THE EXERCISE: Repeat the entire listing exactly as written.

MATERIAL:
⁂

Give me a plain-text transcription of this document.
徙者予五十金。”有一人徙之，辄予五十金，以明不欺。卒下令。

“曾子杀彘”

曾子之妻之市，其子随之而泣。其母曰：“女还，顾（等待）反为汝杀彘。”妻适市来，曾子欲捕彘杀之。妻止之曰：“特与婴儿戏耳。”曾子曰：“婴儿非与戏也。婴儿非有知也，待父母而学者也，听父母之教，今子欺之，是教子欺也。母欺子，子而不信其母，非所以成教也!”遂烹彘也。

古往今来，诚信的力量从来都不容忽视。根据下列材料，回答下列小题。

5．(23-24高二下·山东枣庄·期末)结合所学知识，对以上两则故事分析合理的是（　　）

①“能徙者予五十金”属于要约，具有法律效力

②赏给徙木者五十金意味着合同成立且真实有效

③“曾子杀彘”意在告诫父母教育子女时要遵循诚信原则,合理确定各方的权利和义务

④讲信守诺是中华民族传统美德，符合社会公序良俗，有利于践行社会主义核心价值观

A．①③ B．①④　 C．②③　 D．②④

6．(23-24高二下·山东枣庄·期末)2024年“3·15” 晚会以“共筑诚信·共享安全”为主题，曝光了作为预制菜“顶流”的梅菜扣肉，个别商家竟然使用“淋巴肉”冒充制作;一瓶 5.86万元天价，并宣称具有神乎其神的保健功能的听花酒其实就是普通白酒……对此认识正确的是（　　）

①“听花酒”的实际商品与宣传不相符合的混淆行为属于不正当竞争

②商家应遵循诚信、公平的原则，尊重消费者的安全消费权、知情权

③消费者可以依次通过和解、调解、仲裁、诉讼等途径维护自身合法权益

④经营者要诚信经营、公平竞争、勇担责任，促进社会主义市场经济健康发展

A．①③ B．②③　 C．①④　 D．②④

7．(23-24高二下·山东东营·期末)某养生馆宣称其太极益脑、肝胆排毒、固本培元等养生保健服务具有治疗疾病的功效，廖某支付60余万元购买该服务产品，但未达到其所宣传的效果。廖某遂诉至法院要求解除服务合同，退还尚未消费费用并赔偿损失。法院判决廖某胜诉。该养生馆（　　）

⁂

ANSWER TO THE EXERCISE:
Give me a plain-text transcription of this document.
徙者予五十金。”有一人徙之，辄予五十金，以明不欺。卒下令。

“曾子杀彘”

曾子之妻之市，其子随之而泣。其母曰：“女还，顾（等待）反为汝杀彘。”妻适市来，曾子欲捕彘杀之。妻止之曰：“特与婴儿戏耳。”曾子曰：“婴儿非与戏也。婴儿非有知也，待父母而学者也，听父母之教，今子欺之，是教子欺也。母欺子，子而不信其母，非所以成教也!”遂烹彘也。

古往今来，诚信的力量从来都不容忽视。根据下列材料，回答下列小题。

5．(23-24高二下·山东枣庄·期末)结合所学知识，对以上两则故事分析合理的是（　　）

①“能徙者予五十金”属于要约，具有法律效力

②赏给徙木者五十金意味着合同成立且真实有效

③“曾子杀彘”意在告诫父母教育子女时要遵循诚信原则,合理确定各方的权利和义务

④讲信守诺是中华民族传统美德，符合社会公序良俗，有利于践行社会主义核心价值观

A．①③ B．①④　 C．②③　 D．②④

6．(23-24高二下·山东枣庄·期末)2024年“3·15” 晚会以“共筑诚信·共享安全”为主题，曝光了作为预制菜“顶流”的梅菜扣肉，个别商家竟然使用“淋巴肉”冒充制作;一瓶 5.86万元天价，并宣称具有神乎其神的保健功能的听花酒其实就是普通白酒……对此认识正确的是（　　）

①“听花酒”的实际商品与宣传不相符合的混淆行为属于不正当竞争

②商家应遵循诚信、公平的原则，尊重消费者的安全消费权、知情权

③消费者可以依次通过和解、调解、仲裁、诉讼等途径维护自身合法权益

④经营者要诚信经营、公平竞争、勇担责任，促进社会主义市场经济健康发展

A．①③ B．②③　 C．①④　 D．②④

7．(23-24高二下·山东东营·期末)某养生馆宣称其太极益脑、肝胆排毒、固本培元等养生保健服务具有治疗疾病的功效，廖某支付60余万元购买该服务产品，但未达到其所宣传的效果。廖某遂诉至法院要求解除服务合同，退还尚未消费费用并赔偿损失。法院判决廖某胜诉。该养生馆（　　）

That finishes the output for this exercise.